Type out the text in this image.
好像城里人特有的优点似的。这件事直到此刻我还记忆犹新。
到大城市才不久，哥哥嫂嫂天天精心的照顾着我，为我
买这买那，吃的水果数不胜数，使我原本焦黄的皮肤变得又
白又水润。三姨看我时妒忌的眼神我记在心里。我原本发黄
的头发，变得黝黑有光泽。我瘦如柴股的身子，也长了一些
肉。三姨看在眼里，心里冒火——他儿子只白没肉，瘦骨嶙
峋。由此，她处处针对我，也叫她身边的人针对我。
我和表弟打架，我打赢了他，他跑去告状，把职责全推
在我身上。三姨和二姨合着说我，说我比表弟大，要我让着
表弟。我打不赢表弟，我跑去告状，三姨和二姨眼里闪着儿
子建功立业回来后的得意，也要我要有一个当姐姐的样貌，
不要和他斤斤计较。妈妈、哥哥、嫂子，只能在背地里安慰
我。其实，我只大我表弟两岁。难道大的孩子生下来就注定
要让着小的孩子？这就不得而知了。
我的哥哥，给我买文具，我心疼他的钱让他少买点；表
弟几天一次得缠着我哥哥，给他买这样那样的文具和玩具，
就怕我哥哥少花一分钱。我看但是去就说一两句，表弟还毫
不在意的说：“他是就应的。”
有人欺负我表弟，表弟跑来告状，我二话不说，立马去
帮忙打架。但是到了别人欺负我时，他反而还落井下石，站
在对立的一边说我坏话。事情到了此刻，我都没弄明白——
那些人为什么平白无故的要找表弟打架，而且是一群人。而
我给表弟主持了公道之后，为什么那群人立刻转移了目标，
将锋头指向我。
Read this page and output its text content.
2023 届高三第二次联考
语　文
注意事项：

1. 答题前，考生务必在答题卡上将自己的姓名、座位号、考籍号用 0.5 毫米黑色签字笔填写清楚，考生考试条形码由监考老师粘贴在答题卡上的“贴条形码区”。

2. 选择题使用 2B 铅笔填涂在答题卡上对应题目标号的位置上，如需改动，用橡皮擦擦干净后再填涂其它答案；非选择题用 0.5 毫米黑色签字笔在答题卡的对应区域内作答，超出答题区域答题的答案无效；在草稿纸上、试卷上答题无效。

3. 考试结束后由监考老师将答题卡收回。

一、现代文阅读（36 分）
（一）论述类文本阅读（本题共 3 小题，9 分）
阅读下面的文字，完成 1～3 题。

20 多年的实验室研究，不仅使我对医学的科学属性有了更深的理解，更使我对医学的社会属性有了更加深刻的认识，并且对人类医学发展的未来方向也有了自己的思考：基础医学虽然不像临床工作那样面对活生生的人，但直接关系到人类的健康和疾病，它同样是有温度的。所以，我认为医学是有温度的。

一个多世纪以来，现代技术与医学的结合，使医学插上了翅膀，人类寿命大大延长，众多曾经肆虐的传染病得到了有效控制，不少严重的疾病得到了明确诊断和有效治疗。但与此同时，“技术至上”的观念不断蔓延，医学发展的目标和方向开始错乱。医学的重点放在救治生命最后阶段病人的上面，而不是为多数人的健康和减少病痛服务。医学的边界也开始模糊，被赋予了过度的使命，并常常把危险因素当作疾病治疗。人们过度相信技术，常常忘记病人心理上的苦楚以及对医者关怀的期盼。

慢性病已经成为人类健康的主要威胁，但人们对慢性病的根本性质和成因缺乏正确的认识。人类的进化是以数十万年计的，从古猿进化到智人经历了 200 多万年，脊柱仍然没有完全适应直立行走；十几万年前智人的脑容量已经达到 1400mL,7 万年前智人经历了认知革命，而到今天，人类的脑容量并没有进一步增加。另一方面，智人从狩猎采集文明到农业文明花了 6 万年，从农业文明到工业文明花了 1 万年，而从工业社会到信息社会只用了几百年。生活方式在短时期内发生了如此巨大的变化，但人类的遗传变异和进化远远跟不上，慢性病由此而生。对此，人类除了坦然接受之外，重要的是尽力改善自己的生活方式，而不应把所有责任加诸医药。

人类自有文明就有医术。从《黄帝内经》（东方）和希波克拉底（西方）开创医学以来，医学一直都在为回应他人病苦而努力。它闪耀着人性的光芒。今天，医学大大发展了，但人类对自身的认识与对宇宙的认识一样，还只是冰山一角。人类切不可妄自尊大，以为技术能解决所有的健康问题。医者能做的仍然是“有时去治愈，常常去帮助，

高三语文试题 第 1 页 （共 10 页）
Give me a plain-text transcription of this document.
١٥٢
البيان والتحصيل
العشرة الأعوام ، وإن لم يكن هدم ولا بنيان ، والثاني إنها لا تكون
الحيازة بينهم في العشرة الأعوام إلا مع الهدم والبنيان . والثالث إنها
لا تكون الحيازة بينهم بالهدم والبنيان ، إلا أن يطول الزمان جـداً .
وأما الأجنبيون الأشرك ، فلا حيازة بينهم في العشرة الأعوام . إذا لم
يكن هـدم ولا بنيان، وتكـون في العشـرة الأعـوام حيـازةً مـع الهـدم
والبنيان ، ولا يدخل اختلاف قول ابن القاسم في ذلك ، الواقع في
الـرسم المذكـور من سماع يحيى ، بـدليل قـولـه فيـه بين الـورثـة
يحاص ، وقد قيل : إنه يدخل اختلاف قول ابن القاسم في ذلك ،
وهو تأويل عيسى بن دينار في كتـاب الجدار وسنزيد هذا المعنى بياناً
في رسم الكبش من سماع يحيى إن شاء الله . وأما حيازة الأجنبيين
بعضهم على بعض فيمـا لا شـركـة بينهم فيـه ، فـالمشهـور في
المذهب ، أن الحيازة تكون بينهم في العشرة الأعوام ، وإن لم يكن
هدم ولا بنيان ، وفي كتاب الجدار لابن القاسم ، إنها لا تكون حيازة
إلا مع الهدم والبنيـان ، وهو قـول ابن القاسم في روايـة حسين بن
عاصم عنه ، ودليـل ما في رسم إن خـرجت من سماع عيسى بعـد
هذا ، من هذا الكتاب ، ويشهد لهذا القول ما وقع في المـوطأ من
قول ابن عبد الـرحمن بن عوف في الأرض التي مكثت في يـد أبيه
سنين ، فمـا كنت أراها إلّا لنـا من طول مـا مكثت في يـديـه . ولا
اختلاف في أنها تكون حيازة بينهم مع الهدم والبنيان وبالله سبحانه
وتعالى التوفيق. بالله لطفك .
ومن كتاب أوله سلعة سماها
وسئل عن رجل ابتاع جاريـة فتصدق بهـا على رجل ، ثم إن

----------------------------------------

◆ Task to carry out:
Repeat the data above, word for word.

◆ Answer for this exercise:
Type out the text in this image.
好像城里人特有的优点似的。这件事直到此刻我还记忆犹新。
到大城市才不久，哥哥嫂嫂天天精心的照顾着我，为我
买这买那，吃的水果数不胜数，使我原本焦黄的皮肤变得又
白又水润。三姨看我时妒忌的眼神我记在心里。我原本发黄
的头发，变得黝黑有光泽。我瘦如柴股的身子，也长了一些
肉。三姨看在眼里，心里冒火——他儿子只白没肉，瘦骨嶙
峋。由此，她处处针对我，也叫她身边的人针对我。
我和表弟打架，我打赢了他，他跑去告状，把职责全推
在我身上。三姨和二姨合着说我，说我比表弟大，要我让着
表弟。我打不赢表弟，我跑去告状，三姨和二姨眼里闪着儿
子建功立业回来后的得意，也要我要有一个当姐姐的样貌，
不要和他斤斤计较。妈妈、哥哥、嫂子，只能在背地里安慰
我。其实，我只大我表弟两岁。难道大的孩子生下来就注定
要让着小的孩子？这就不得而知了。
我的哥哥，给我买文具，我心疼他的钱让他少买点；表
弟几天一次得缠着我哥哥，给他买这样那样的文具和玩具，
就怕我哥哥少花一分钱。我看但是去就说一两句，表弟还毫
不在意的说：“他是就应的。”
有人欺负我表弟，表弟跑来告状，我二话不说，立马去
帮忙打架。但是到了别人欺负我时，他反而还落井下石，站
在对立的一边说我坏话。事情到了此刻，我都没弄明白——
那些人为什么平白无故的要找表弟打架，而且是一群人。而
我给表弟主持了公道之后，为什么那群人立刻转移了目标，
将锋头指向我。
Read this page and output its text content.
2023 届高三第二次联考
语　文
注意事项：

1. 答题前，考生务必在答题卡上将自己的姓名、座位号、考籍号用 0.5 毫米黑色签字笔填写清楚，考生考试条形码由监考老师粘贴在答题卡上的“贴条形码区”。

2. 选择题使用 2B 铅笔填涂在答题卡上对应题目标号的位置上，如需改动，用橡皮擦擦干净后再填涂其它答案；非选择题用 0.5 毫米黑色签字笔在答题卡的对应区域内作答，超出答题区域答题的答案无效；在草稿纸上、试卷上答题无效。

3. 考试结束后由监考老师将答题卡收回。

一、现代文阅读（36 分）
（一）论述类文本阅读（本题共 3 小题，9 分）
阅读下面的文字，完成 1～3 题。

20 多年的实验室研究，不仅使我对医学的科学属性有了更深的理解，更使我对医学的社会属性有了更加深刻的认识，并且对人类医学发展的未来方向也有了自己的思考：基础医学虽然不像临床工作那样面对活生生的人，但直接关系到人类的健康和疾病，它同样是有温度的。所以，我认为医学是有温度的。

一个多世纪以来，现代技术与医学的结合，使医学插上了翅膀，人类寿命大大延长，众多曾经肆虐的传染病得到了有效控制，不少严重的疾病得到了明确诊断和有效治疗。但与此同时，“技术至上”的观念不断蔓延，医学发展的目标和方向开始错乱。医学的重点放在救治生命最后阶段病人的上面，而不是为多数人的健康和减少病痛服务。医学的边界也开始模糊，被赋予了过度的使命，并常常把危险因素当作疾病治疗。人们过度相信技术，常常忘记病人心理上的苦楚以及对医者关怀的期盼。

慢性病已经成为人类健康的主要威胁，但人们对慢性病的根本性质和成因缺乏正确的认识。人类的进化是以数十万年计的，从古猿进化到智人经历了 200 多万年，脊柱仍然没有完全适应直立行走；十几万年前智人的脑容量已经达到 1400mL,7 万年前智人经历了认知革命，而到今天，人类的脑容量并没有进一步增加。另一方面，智人从狩猎采集文明到农业文明花了 6 万年，从农业文明到工业文明花了 1 万年，而从工业社会到信息社会只用了几百年。生活方式在短时期内发生了如此巨大的变化，但人类的遗传变异和进化远远跟不上，慢性病由此而生。对此，人类除了坦然接受之外，重要的是尽力改善自己的生活方式，而不应把所有责任加诸医药。

人类自有文明就有医术。从《黄帝内经》（东方）和希波克拉底（西方）开创医学以来，医学一直都在为回应他人病苦而努力。它闪耀着人性的光芒。今天，医学大大发展了，但人类对自身的认识与对宇宙的认识一样，还只是冰山一角。人类切不可妄自尊大，以为技术能解决所有的健康问题。医者能做的仍然是“有时去治愈，常常去帮助，

高三语文试题 第 1 页 （共 10 页）
Give me a plain-text transcription of this document.
١٥٢
البيان والتحصيل
العشرة الأعوام ، وإن لم يكن هدم ولا بنيان ، والثاني إنها لا تكون
الحيازة بينهم في العشرة الأعوام إلا مع الهدم والبنيان . والثالث إنها
لا تكون الحيازة بينهم بالهدم والبنيان ، إلا أن يطول الزمان جـداً .
وأما الأجنبيون الأشرك ، فلا حيازة بينهم في العشرة الأعوام . إذا لم
يكن هـدم ولا بنيان، وتكـون في العشـرة الأعـوام حيـازةً مـع الهـدم
والبنيان ، ولا يدخل اختلاف قول ابن القاسم في ذلك ، الواقع في
الـرسم المذكـور من سماع يحيى ، بـدليل قـولـه فيـه بين الـورثـة
يحاص ، وقد قيل : إنه يدخل اختلاف قول ابن القاسم في ذلك ،
وهو تأويل عيسى بن دينار في كتـاب الجدار وسنزيد هذا المعنى بياناً
في رسم الكبش من سماع يحيى إن شاء الله . وأما حيازة الأجنبيين
بعضهم على بعض فيمـا لا شـركـة بينهم فيـه ، فـالمشهـور في
المذهب ، أن الحيازة تكون بينهم في العشرة الأعوام ، وإن لم يكن
هدم ولا بنيان ، وفي كتاب الجدار لابن القاسم ، إنها لا تكون حيازة
إلا مع الهدم والبنيـان ، وهو قـول ابن القاسم في روايـة حسين بن
عاصم عنه ، ودليـل ما في رسم إن خـرجت من سماع عيسى بعـد
هذا ، من هذا الكتاب ، ويشهد لهذا القول ما وقع في المـوطأ من
قول ابن عبد الـرحمن بن عوف في الأرض التي مكثت في يـد أبيه
سنين ، فمـا كنت أراها إلّا لنـا من طول مـا مكثت في يـديـه . ولا
اختلاف في أنها تكون حيازة بينهم مع الهدم والبنيان وبالله سبحانه
وتعالى التوفيق. بالله لطفك .
ومن كتاب أوله سلعة سماها
وسئل عن رجل ابتاع جاريـة فتصدق بهـا على رجل ، ثم إن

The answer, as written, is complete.